»»

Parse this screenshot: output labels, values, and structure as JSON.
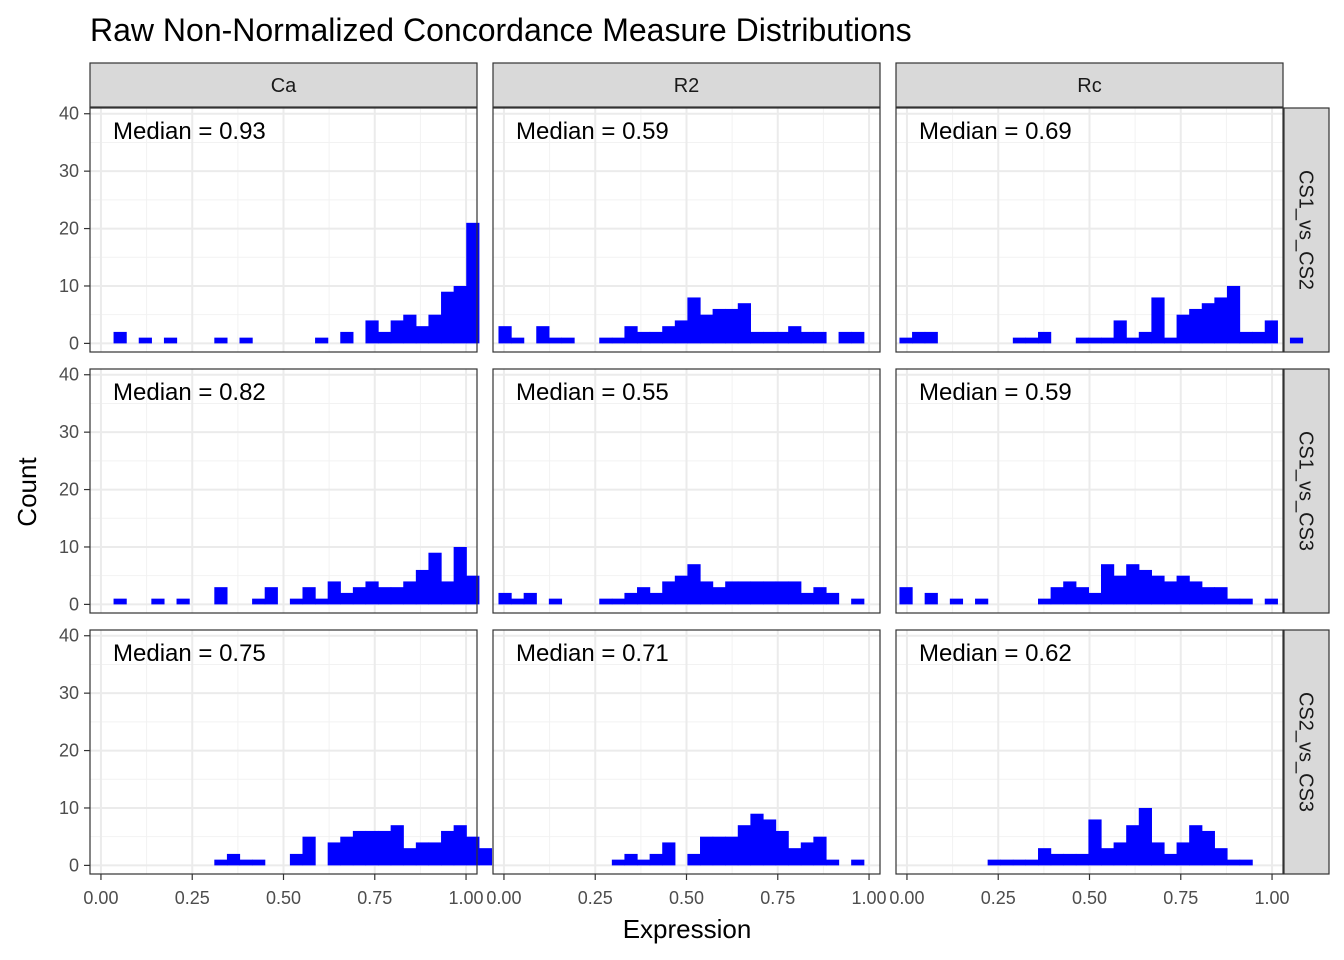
{
  "chart_data": {
    "type": "histogram",
    "title": "Raw Non-Normalized Concordance Measure Distributions",
    "xlabel": "Expression",
    "ylabel": "Count",
    "xlim": [
      -0.03,
      1.03
    ],
    "ylim": [
      -1.5,
      41
    ],
    "x_ticks": [
      0,
      0.25,
      0.5,
      0.75,
      1
    ],
    "x_tick_labels": [
      "0.00",
      "0.25",
      "0.50",
      "0.75",
      "1.00"
    ],
    "y_ticks": [
      0,
      10,
      20,
      30,
      40
    ],
    "y_tick_labels": [
      "0",
      "10",
      "20",
      "30",
      "40"
    ],
    "bin_width": 0.0345,
    "bar_color": "#0000ff",
    "grid": true,
    "columns": [
      "Ca",
      "R2",
      "Rc"
    ],
    "rows": [
      "CS1_vs_CS2",
      "CS1_vs_CS3",
      "CS2_vs_CS3"
    ],
    "panels": [
      {
        "row": "CS1_vs_CS2",
        "col": "Ca",
        "median_label": "Median = 0.93",
        "start": 0.0,
        "counts": [
          0,
          2,
          0,
          1,
          0,
          1,
          0,
          0,
          0,
          1,
          0,
          1,
          0,
          0,
          0,
          0,
          0,
          1,
          0,
          2,
          0,
          4,
          2,
          4,
          5,
          3,
          5,
          9,
          10,
          21
        ]
      },
      {
        "row": "CS1_vs_CS2",
        "col": "R2",
        "median_label": "Median = 0.59",
        "start": -0.015,
        "counts": [
          3,
          1,
          0,
          3,
          1,
          1,
          0,
          0,
          1,
          1,
          3,
          2,
          2,
          3,
          4,
          8,
          5,
          6,
          6,
          7,
          2,
          2,
          2,
          3,
          2,
          2,
          0,
          2,
          2
        ]
      },
      {
        "row": "CS1_vs_CS2",
        "col": "Rc",
        "median_label": "Median = 0.69",
        "start": -0.055,
        "counts": [
          0,
          1,
          2,
          2,
          0,
          0,
          0,
          0,
          0,
          0,
          1,
          1,
          2,
          0,
          0,
          1,
          1,
          1,
          4,
          1,
          2,
          8,
          1,
          5,
          6,
          7,
          8,
          10,
          2,
          2,
          4,
          0,
          1
        ]
      },
      {
        "row": "CS1_vs_CS3",
        "col": "Ca",
        "median_label": "Median = 0.82",
        "start": 0.0,
        "counts": [
          0,
          1,
          0,
          0,
          1,
          0,
          1,
          0,
          0,
          3,
          0,
          0,
          1,
          3,
          0,
          1,
          3,
          1,
          4,
          2,
          3,
          4,
          3,
          3,
          4,
          6,
          9,
          4,
          10,
          5
        ]
      },
      {
        "row": "CS1_vs_CS3",
        "col": "R2",
        "median_label": "Median = 0.55",
        "start": -0.015,
        "counts": [
          2,
          1,
          2,
          0,
          1,
          0,
          0,
          0,
          1,
          1,
          2,
          3,
          2,
          4,
          5,
          7,
          4,
          3,
          4,
          4,
          4,
          4,
          4,
          4,
          2,
          3,
          2,
          0,
          1
        ]
      },
      {
        "row": "CS1_vs_CS3",
        "col": "Rc",
        "median_label": "Median = 0.59",
        "start": -0.055,
        "counts": [
          0,
          3,
          0,
          2,
          0,
          1,
          0,
          1,
          0,
          0,
          0,
          0,
          1,
          3,
          4,
          3,
          2,
          7,
          5,
          7,
          6,
          5,
          4,
          5,
          4,
          3,
          3,
          1,
          1,
          0,
          1
        ]
      },
      {
        "row": "CS2_vs_CS3",
        "col": "Ca",
        "median_label": "Median = 0.75",
        "start": 0.0,
        "counts": [
          0,
          0,
          0,
          0,
          0,
          0,
          0,
          0,
          0,
          1,
          2,
          1,
          1,
          0,
          0,
          2,
          5,
          0,
          4,
          5,
          6,
          6,
          6,
          7,
          3,
          4,
          4,
          6,
          7,
          5,
          3
        ]
      },
      {
        "row": "CS2_vs_CS3",
        "col": "R2",
        "median_label": "Median = 0.71",
        "start": -0.015,
        "counts": [
          0,
          0,
          0,
          0,
          0,
          0,
          0,
          0,
          0,
          1,
          2,
          1,
          2,
          4,
          0,
          2,
          5,
          5,
          5,
          7,
          9,
          8,
          6,
          3,
          4,
          5,
          1,
          0,
          1
        ]
      },
      {
        "row": "CS2_vs_CS3",
        "col": "Rc",
        "median_label": "Median = 0.62",
        "start": -0.055,
        "counts": [
          0,
          0,
          0,
          0,
          0,
          0,
          0,
          0,
          1,
          1,
          1,
          1,
          3,
          2,
          2,
          2,
          8,
          3,
          4,
          7,
          10,
          4,
          2,
          4,
          7,
          6,
          3,
          1,
          1
        ]
      }
    ]
  }
}
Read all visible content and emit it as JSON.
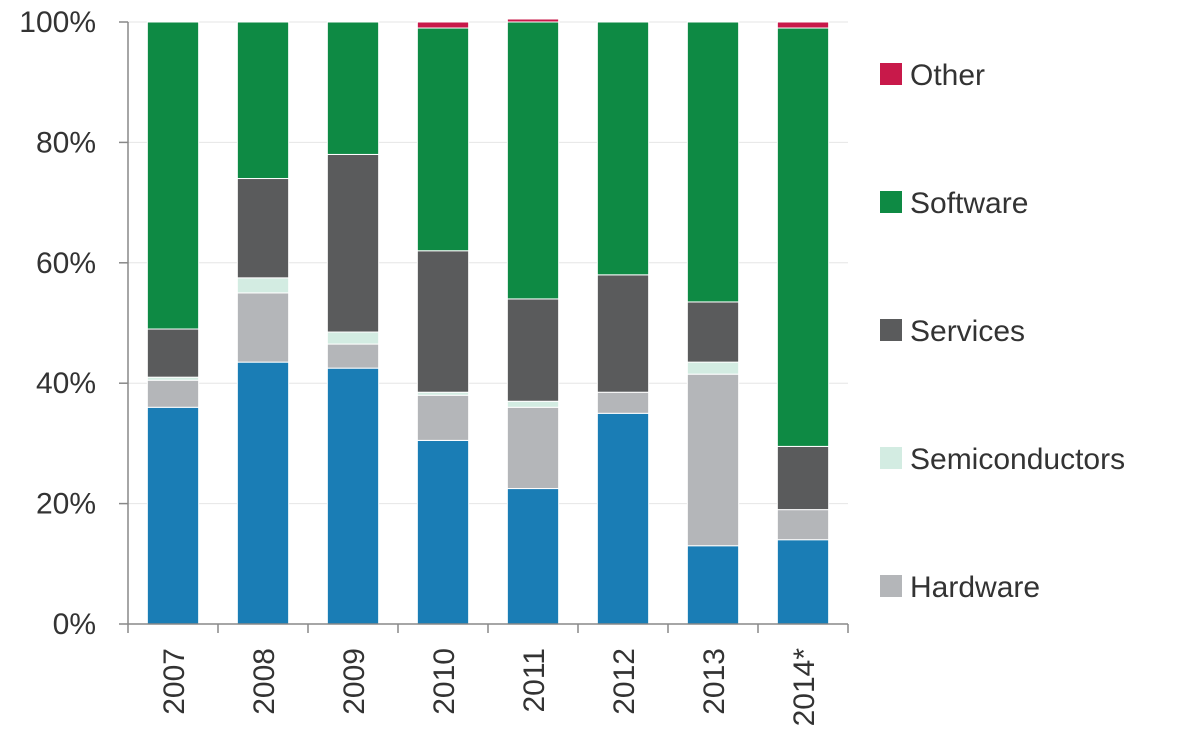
{
  "chart_data": {
    "type": "bar",
    "stacked": true,
    "normalized": true,
    "categories": [
      "2007",
      "2008",
      "2009",
      "2010",
      "2011",
      "2012",
      "2013",
      "2014*"
    ],
    "ylim": [
      0,
      100
    ],
    "yticks": [
      "0%",
      "20%",
      "40%",
      "60%",
      "80%",
      "100%"
    ],
    "grid": true,
    "legend_position": "right",
    "series": [
      {
        "name": "",
        "color": "#1a7db5",
        "values": [
          36,
          43.5,
          42.5,
          30.5,
          22.5,
          35,
          13,
          14
        ]
      },
      {
        "name": "Hardware",
        "color": "#b4b6b9",
        "values": [
          4.5,
          11.5,
          4,
          7.5,
          13.5,
          3.5,
          28.5,
          5
        ]
      },
      {
        "name": "Semiconductors",
        "color": "#d3ece2",
        "values": [
          0.5,
          2.5,
          2,
          0.5,
          1,
          0,
          2,
          0
        ]
      },
      {
        "name": "Services",
        "color": "#5a5b5c",
        "values": [
          8,
          16.5,
          29.5,
          23.5,
          17,
          19.5,
          10,
          10.5
        ]
      },
      {
        "name": "Software",
        "color": "#0e8a44",
        "values": [
          51,
          26,
          22,
          37,
          46,
          42,
          46.5,
          69.5
        ]
      },
      {
        "name": "Other",
        "color": "#c8194a",
        "values": [
          0,
          0,
          0,
          1,
          0.5,
          0,
          0,
          1
        ]
      }
    ]
  },
  "legend": {
    "items": [
      {
        "label": "Other",
        "color": "#c8194a"
      },
      {
        "label": "Software",
        "color": "#0e8a44"
      },
      {
        "label": "Services",
        "color": "#5a5b5c"
      },
      {
        "label": "Semiconductors",
        "color": "#d3ece2"
      },
      {
        "label": "Hardware",
        "color": "#b4b6b9"
      }
    ]
  }
}
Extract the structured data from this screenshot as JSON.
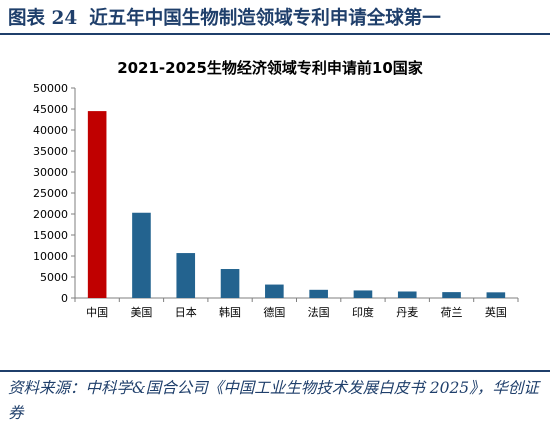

««

## Aim of the exercise
Transcribe the whole listing exactly. Pictures stay out of your copy.

## Exercise answer
Parse this screenshot: output labels, values, and structure as JSON.
{
  "chart_data": {
    "type": "histogram",
    "title": "Raw Non-Normalized Concordance Measure Distributions",
    "xlabel": "Expression",
    "ylabel": "Count",
    "xlim": [
      -0.03,
      1.03
    ],
    "ylim": [
      -1.5,
      41
    ],
    "x_ticks": [
      0,
      0.25,
      0.5,
      0.75,
      1
    ],
    "x_tick_labels": [
      "0.00",
      "0.25",
      "0.50",
      "0.75",
      "1.00"
    ],
    "y_ticks": [
      0,
      10,
      20,
      30,
      40
    ],
    "y_tick_labels": [
      "0",
      "10",
      "20",
      "30",
      "40"
    ],
    "bin_width": 0.0345,
    "bar_color": "#0000ff",
    "grid": true,
    "columns": [
      "Ca",
      "R2",
      "Rc"
    ],
    "rows": [
      "CS1_vs_CS2",
      "CS1_vs_CS3",
      "CS2_vs_CS3"
    ],
    "panels": [
      {
        "row": "CS1_vs_CS2",
        "col": "Ca",
        "median_label": "Median = 0.93",
        "start": 0.0,
        "counts": [
          0,
          2,
          0,
          1,
          0,
          1,
          0,
          0,
          0,
          1,
          0,
          1,
          0,
          0,
          0,
          0,
          0,
          1,
          0,
          2,
          0,
          4,
          2,
          4,
          5,
          3,
          5,
          9,
          10,
          21
        ]
      },
      {
        "row": "CS1_vs_CS2",
        "col": "R2",
        "median_label": "Median = 0.59",
        "start": -0.015,
        "counts": [
          3,
          1,
          0,
          3,
          1,
          1,
          0,
          0,
          1,
          1,
          3,
          2,
          2,
          3,
          4,
          8,
          5,
          6,
          6,
          7,
          2,
          2,
          2,
          3,
          2,
          2,
          0,
          2,
          2
        ]
      },
      {
        "row": "CS1_vs_CS2",
        "col": "Rc",
        "median_label": "Median = 0.69",
        "start": -0.055,
        "counts": [
          0,
          1,
          2,
          2,
          0,
          0,
          0,
          0,
          0,
          0,
          1,
          1,
          2,
          0,
          0,
          1,
          1,
          1,
          4,
          1,
          2,
          8,
          1,
          5,
          6,
          7,
          8,
          10,
          2,
          2,
          4,
          0,
          1
        ]
      },
      {
        "row": "CS1_vs_CS3",
        "col": "Ca",
        "median_label": "Median = 0.82",
        "start": 0.0,
        "counts": [
          0,
          1,
          0,
          0,
          1,
          0,
          1,
          0,
          0,
          3,
          0,
          0,
          1,
          3,
          0,
          1,
          3,
          1,
          4,
          2,
          3,
          4,
          3,
          3,
          4,
          6,
          9,
          4,
          10,
          5
        ]
      },
      {
        "row": "CS1_vs_CS3",
        "col": "R2",
        "median_label": "Median = 0.55",
        "start": -0.015,
        "counts": [
          2,
          1,
          2,
          0,
          1,
          0,
          0,
          0,
          1,
          1,
          2,
          3,
          2,
          4,
          5,
          7,
          4,
          3,
          4,
          4,
          4,
          4,
          4,
          4,
          2,
          3,
          2,
          0,
          1
        ]
      },
      {
        "row": "CS1_vs_CS3",
        "col": "Rc",
        "median_label": "Median = 0.59",
        "start": -0.055,
        "counts": [
          0,
          3,
          0,
          2,
          0,
          1,
          0,
          1,
          0,
          0,
          0,
          0,
          1,
          3,
          4,
          3,
          2,
          7,
          5,
          7,
          6,
          5,
          4,
          5,
          4,
          3,
          3,
          1,
          1,
          0,
          1
        ]
      },
      {
        "row": "CS2_vs_CS3",
        "col": "Ca",
        "median_label": "Median = 0.75",
        "start": 0.0,
        "counts": [
          0,
          0,
          0,
          0,
          0,
          0,
          0,
          0,
          0,
          1,
          2,
          1,
          1,
          0,
          0,
          2,
          5,
          0,
          4,
          5,
          6,
          6,
          6,
          7,
          3,
          4,
          4,
          6,
          7,
          5,
          3
        ]
      },
      {
        "row": "CS2_vs_CS3",
        "col": "R2",
        "median_label": "Median = 0.71",
        "start": -0.015,
        "counts": [
          0,
          0,
          0,
          0,
          0,
          0,
          0,
          0,
          0,
          1,
          2,
          1,
          2,
          4,
          0,
          2,
          5,
          5,
          5,
          7,
          9,
          8,
          6,
          3,
          4,
          5,
          1,
          0,
          1
        ]
      },
      {
        "row": "CS2_vs_CS3",
        "col": "Rc",
        "median_label": "Median = 0.62",
        "start": -0.055,
        "counts": [
          0,
          0,
          0,
          0,
          0,
          0,
          0,
          0,
          1,
          1,
          1,
          1,
          3,
          2,
          2,
          2,
          8,
          3,
          4,
          7,
          10,
          4,
          2,
          4,
          7,
          6,
          3,
          1,
          1
        ]
      }
    ]
  }
}
Read all visible content and emit it as JSON.
{
  "chart_data": {
    "type": "bar",
    "stacked": true,
    "normalized": true,
    "categories": [
      "2007",
      "2008",
      "2009",
      "2010",
      "2011",
      "2012",
      "2013",
      "2014*"
    ],
    "ylim": [
      0,
      100
    ],
    "yticks": [
      "0%",
      "20%",
      "40%",
      "60%",
      "80%",
      "100%"
    ],
    "grid": true,
    "legend_position": "right",
    "series": [
      {
        "name": "",
        "color": "#1a7db5",
        "values": [
          36,
          43.5,
          42.5,
          30.5,
          22.5,
          35,
          13,
          14
        ]
      },
      {
        "name": "Hardware",
        "color": "#b4b6b9",
        "values": [
          4.5,
          11.5,
          4,
          7.5,
          13.5,
          3.5,
          28.5,
          5
        ]
      },
      {
        "name": "Semiconductors",
        "color": "#d3ece2",
        "values": [
          0.5,
          2.5,
          2,
          0.5,
          1,
          0,
          2,
          0
        ]
      },
      {
        "name": "Services",
        "color": "#5a5b5c",
        "values": [
          8,
          16.5,
          29.5,
          23.5,
          17,
          19.5,
          10,
          10.5
        ]
      },
      {
        "name": "Software",
        "color": "#0e8a44",
        "values": [
          51,
          26,
          22,
          37,
          46,
          42,
          46.5,
          69.5
        ]
      },
      {
        "name": "Other",
        "color": "#c8194a",
        "values": [
          0,
          0,
          0,
          1,
          0.5,
          0,
          0,
          1
        ]
      }
    ]
  },
  "legend": {
    "items": [
      {
        "label": "Other",
        "color": "#c8194a"
      },
      {
        "label": "Software",
        "color": "#0e8a44"
      },
      {
        "label": "Services",
        "color": "#5a5b5c"
      },
      {
        "label": "Semiconductors",
        "color": "#d3ece2"
      },
      {
        "label": "Hardware",
        "color": "#b4b6b9"
      }
    ]
  }
}
Extract the structured data from this screenshot as JSON.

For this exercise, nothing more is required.